# EXERCISE PROMPT:
Print every record below exactly as written.

# MATERIAL PROVIDED:

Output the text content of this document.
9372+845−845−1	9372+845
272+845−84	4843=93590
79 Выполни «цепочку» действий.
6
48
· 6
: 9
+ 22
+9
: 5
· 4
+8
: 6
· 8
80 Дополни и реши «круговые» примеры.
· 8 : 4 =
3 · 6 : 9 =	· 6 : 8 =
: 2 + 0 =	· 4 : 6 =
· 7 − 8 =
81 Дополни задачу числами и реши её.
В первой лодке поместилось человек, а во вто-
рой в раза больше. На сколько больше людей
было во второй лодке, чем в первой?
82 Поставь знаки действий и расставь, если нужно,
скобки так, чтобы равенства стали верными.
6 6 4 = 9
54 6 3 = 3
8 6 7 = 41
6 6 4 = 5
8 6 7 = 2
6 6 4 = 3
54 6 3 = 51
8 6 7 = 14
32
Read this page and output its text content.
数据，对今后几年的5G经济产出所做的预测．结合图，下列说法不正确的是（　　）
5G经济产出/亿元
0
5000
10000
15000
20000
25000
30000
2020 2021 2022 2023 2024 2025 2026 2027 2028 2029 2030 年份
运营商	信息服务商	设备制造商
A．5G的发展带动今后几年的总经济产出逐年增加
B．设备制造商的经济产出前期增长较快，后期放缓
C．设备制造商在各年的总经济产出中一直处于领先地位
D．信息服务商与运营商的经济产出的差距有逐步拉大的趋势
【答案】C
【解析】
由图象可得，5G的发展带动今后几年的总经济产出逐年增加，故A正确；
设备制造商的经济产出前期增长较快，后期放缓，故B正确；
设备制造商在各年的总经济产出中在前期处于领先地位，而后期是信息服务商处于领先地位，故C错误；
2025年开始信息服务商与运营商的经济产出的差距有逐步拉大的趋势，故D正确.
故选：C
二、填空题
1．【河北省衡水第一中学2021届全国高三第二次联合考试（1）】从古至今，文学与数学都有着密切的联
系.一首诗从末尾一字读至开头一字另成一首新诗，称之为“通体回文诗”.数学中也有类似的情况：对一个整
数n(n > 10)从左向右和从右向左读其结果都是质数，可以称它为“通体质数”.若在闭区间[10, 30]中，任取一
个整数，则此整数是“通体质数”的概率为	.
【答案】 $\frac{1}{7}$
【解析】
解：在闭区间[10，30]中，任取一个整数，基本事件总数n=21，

# EXERCISE ANSWER:
Output the text content of this document.
9372+845−845−1	9372+845
272+845−84	4843=93590
79 Выполни «цепочку» действий.
6
48
· 6
: 9
+ 22
+9
: 5
· 4
+8
: 6
· 8
80 Дополни и реши «круговые» примеры.
· 8 : 4 =
3 · 6 : 9 =	· 6 : 8 =
: 2 + 0 =	· 4 : 6 =
· 7 − 8 =
81 Дополни задачу числами и реши её.
В первой лодке поместилось человек, а во вто-
рой в раза больше. На сколько больше людей
было во второй лодке, чем в первой?
82 Поставь знаки действий и расставь, если нужно,
скобки так, чтобы равенства стали верными.
6 6 4 = 9
54 6 3 = 3
8 6 7 = 41
6 6 4 = 5
8 6 7 = 2
6 6 4 = 3
54 6 3 = 51
8 6 7 = 14
32
Read this page and output its text content.
数据，对今后几年的5G经济产出所做的预测．结合图，下列说法不正确的是（　　）
5G经济产出/亿元
0
5000
10000
15000
20000
25000
30000
2020 2021 2022 2023 2024 2025 2026 2027 2028 2029 2030 年份
运营商	信息服务商	设备制造商
A．5G的发展带动今后几年的总经济产出逐年增加
B．设备制造商的经济产出前期增长较快，后期放缓
C．设备制造商在各年的总经济产出中一直处于领先地位
D．信息服务商与运营商的经济产出的差距有逐步拉大的趋势
【答案】C
【解析】
由图象可得，5G的发展带动今后几年的总经济产出逐年增加，故A正确；
设备制造商的经济产出前期增长较快，后期放缓，故B正确；
设备制造商在各年的总经济产出中在前期处于领先地位，而后期是信息服务商处于领先地位，故C错误；
2025年开始信息服务商与运营商的经济产出的差距有逐步拉大的趋势，故D正确.
故选：C
二、填空题
1．【河北省衡水第一中学2021届全国高三第二次联合考试（1）】从古至今，文学与数学都有着密切的联
系.一首诗从末尾一字读至开头一字另成一首新诗，称之为“通体回文诗”.数学中也有类似的情况：对一个整
数n(n > 10)从左向右和从右向左读其结果都是质数，可以称它为“通体质数”.若在闭区间[10, 30]中，任取一
个整数，则此整数是“通体质数”的概率为	.
【答案】 $\frac{1}{7}$
【解析】
解：在闭区间[10，30]中，任取一个整数，基本事件总数n=21，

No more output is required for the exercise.